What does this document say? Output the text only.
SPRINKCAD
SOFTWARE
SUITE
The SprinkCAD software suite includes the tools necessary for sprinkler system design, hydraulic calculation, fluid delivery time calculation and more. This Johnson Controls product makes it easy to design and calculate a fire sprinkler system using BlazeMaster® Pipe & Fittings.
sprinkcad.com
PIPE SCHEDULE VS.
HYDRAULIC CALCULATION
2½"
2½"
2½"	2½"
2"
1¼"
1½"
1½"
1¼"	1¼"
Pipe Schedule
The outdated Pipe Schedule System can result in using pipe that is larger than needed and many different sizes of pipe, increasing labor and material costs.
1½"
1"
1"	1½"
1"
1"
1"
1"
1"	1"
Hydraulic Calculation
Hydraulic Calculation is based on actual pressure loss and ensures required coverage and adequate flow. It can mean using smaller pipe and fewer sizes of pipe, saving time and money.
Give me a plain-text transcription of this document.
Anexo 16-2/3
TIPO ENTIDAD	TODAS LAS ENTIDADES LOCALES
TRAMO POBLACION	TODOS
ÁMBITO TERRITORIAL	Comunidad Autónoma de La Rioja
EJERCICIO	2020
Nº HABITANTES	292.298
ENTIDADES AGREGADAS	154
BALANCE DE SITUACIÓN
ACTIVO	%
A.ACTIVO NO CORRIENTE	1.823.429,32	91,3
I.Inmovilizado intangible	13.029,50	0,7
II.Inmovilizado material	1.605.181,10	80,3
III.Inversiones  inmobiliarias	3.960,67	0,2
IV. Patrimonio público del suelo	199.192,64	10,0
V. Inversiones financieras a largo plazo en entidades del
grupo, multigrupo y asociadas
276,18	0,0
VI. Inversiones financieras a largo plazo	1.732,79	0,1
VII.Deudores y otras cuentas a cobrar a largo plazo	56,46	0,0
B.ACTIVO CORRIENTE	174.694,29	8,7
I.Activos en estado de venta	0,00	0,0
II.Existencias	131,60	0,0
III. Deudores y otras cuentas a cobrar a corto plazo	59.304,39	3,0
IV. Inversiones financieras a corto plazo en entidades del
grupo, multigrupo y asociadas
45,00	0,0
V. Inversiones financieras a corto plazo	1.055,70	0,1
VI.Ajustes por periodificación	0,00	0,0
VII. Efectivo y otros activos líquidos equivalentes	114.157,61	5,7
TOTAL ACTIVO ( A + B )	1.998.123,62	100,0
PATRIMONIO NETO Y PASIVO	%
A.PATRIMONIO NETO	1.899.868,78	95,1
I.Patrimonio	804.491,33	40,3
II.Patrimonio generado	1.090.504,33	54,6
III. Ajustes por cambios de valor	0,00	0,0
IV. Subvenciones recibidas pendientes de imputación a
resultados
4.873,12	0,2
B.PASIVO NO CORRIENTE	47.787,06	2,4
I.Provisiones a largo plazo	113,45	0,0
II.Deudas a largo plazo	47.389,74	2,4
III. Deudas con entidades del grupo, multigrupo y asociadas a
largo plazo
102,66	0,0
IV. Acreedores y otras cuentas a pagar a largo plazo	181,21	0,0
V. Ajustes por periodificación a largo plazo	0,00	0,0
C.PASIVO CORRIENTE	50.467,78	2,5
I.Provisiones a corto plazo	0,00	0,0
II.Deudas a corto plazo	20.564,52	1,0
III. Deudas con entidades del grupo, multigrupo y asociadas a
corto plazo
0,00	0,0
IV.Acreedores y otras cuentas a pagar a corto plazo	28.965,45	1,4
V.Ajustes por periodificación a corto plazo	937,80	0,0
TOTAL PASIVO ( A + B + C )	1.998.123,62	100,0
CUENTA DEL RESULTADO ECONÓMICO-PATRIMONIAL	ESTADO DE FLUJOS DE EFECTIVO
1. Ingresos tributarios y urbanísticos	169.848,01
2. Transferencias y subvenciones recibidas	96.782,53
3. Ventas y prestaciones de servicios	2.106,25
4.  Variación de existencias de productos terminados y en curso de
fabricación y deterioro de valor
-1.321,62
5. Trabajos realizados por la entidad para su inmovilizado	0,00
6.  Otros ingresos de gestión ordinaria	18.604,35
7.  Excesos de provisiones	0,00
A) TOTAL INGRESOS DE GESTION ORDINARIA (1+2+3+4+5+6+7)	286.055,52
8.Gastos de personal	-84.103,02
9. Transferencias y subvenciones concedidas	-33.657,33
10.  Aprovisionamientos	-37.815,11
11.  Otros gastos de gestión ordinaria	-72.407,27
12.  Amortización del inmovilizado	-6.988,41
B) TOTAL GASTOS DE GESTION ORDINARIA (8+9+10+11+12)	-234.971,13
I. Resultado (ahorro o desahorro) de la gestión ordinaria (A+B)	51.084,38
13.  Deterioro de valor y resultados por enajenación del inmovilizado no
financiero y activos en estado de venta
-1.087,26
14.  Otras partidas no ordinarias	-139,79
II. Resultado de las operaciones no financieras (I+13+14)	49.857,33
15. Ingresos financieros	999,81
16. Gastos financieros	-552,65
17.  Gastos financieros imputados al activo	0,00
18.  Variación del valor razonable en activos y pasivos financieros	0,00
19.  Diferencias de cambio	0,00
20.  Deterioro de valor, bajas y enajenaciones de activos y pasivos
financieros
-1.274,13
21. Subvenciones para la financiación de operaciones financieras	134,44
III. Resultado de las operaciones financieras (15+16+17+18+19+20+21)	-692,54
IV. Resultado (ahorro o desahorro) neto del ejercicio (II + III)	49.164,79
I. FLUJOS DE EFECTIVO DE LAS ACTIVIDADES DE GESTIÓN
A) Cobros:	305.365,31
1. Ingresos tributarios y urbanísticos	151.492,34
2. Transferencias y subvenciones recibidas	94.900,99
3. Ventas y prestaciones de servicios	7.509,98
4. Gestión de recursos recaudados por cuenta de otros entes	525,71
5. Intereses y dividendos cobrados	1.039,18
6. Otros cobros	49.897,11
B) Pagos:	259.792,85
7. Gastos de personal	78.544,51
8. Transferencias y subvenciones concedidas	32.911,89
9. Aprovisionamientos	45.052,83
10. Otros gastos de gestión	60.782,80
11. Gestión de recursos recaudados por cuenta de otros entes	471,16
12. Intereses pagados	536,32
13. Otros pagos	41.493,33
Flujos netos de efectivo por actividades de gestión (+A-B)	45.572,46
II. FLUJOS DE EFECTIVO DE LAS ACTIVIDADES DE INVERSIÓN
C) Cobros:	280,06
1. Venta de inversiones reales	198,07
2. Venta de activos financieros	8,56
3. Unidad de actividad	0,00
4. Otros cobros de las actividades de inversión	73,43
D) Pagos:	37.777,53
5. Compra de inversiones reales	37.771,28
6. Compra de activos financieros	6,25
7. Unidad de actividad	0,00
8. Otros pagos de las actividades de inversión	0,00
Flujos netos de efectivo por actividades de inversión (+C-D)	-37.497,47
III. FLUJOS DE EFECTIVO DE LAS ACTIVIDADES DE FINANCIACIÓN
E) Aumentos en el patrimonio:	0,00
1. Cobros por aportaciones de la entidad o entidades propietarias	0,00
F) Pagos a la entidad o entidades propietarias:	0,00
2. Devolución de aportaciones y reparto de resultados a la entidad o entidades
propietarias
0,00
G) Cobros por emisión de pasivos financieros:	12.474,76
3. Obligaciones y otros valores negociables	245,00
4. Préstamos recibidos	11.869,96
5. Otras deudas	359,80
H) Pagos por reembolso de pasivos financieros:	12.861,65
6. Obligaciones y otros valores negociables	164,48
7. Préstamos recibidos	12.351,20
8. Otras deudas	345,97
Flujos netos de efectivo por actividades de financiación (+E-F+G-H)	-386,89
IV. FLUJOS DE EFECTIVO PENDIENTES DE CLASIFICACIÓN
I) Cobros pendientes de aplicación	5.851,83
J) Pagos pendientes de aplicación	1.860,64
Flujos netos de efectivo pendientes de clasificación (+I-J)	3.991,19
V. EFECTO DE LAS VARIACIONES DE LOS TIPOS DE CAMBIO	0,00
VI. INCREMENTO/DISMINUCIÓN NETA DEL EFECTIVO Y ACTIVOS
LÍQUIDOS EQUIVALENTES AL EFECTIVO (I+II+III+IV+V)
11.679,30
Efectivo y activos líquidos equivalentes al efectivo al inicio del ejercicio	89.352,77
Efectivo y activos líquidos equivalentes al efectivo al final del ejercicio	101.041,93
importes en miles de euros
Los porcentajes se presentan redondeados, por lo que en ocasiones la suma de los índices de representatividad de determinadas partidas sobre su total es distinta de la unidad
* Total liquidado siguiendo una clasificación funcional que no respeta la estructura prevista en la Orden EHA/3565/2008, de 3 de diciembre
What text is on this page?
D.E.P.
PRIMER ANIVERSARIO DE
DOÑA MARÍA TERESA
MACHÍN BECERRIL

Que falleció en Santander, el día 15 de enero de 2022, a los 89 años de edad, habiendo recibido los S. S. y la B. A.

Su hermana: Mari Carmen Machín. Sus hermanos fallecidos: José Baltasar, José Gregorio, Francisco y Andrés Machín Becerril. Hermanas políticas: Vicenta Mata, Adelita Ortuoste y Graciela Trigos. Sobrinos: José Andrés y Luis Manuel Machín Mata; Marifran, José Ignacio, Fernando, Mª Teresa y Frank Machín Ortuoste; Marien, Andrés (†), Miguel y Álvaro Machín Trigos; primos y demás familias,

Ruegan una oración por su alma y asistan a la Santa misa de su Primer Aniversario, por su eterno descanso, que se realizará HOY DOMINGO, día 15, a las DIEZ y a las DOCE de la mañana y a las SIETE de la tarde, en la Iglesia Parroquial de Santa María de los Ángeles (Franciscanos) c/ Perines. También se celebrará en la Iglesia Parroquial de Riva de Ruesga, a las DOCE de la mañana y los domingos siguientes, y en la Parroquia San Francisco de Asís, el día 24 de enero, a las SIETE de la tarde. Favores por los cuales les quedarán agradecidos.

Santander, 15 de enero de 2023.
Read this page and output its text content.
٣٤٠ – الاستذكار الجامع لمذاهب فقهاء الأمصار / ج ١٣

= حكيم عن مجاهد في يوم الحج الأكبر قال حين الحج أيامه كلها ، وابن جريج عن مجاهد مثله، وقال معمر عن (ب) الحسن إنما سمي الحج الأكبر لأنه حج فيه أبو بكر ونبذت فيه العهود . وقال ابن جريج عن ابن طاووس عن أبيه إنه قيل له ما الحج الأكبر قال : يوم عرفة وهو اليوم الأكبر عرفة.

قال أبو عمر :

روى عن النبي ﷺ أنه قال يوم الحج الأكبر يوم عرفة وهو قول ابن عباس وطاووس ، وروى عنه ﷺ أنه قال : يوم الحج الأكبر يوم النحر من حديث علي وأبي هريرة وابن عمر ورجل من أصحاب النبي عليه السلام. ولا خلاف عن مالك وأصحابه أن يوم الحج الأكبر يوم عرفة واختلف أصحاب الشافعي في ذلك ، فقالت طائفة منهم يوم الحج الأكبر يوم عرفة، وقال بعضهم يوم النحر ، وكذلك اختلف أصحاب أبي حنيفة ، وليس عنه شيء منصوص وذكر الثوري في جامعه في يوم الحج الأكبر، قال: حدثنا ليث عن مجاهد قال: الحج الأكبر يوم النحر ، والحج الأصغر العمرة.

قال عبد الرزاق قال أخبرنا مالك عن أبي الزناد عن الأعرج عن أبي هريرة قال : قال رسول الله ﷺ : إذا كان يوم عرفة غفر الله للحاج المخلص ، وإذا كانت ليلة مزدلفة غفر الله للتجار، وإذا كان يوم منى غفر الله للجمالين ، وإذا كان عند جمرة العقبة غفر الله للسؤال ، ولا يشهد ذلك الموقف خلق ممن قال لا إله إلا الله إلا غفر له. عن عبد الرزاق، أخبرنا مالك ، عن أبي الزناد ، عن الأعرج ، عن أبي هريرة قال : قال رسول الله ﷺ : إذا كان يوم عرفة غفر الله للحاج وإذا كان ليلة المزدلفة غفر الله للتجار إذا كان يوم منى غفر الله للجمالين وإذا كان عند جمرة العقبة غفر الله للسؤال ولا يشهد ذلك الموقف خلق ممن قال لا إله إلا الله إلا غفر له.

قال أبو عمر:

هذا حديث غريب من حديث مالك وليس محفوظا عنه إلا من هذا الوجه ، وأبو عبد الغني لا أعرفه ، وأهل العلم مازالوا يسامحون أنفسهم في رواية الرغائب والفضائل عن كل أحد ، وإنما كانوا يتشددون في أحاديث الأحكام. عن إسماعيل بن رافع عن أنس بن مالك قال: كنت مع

■ Problem description ■
Find all lines with "What" in them and copy each one.

■ The output ■
What does this document say? Output the text only.
What text is on this page?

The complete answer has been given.